> [Raw records]
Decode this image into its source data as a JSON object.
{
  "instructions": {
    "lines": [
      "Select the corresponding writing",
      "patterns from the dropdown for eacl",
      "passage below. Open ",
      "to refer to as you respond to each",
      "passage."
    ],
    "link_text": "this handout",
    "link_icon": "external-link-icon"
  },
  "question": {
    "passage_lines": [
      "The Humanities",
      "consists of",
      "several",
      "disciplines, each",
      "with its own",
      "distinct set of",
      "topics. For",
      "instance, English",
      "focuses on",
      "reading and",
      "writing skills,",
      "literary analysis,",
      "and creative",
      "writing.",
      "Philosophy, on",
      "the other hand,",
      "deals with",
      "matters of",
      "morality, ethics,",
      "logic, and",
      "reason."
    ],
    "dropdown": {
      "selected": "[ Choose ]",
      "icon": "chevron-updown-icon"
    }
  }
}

> [Task prompt]
Please restate the data word for word, every record included.

> [Response to the task]
Decode this image into its source data as a JSON object.
{
  "instructions": {
    "lines": [
      "Select the corresponding writing",
      "patterns from the dropdown for eacl",
      "passage below. Open ",
      "to refer to as you respond to each",
      "passage."
    ],
    "link_text": "this handout",
    "link_icon": "external-link-icon"
  },
  "question": {
    "passage_lines": [
      "The Humanities",
      "consists of",
      "several",
      "disciplines, each",
      "with its own",
      "distinct set of",
      "topics. For",
      "instance, English",
      "focuses on",
      "reading and",
      "writing skills,",
      "literary analysis,",
      "and creative",
      "writing.",
      "Philosophy, on",
      "the other hand,",
      "deals with",
      "matters of",
      "morality, ethics,",
      "logic, and",
      "reason."
    ],
    "dropdown": {
      "selected": "[ Choose ]",
      "icon": "chevron-updown-icon"
    }
  }
}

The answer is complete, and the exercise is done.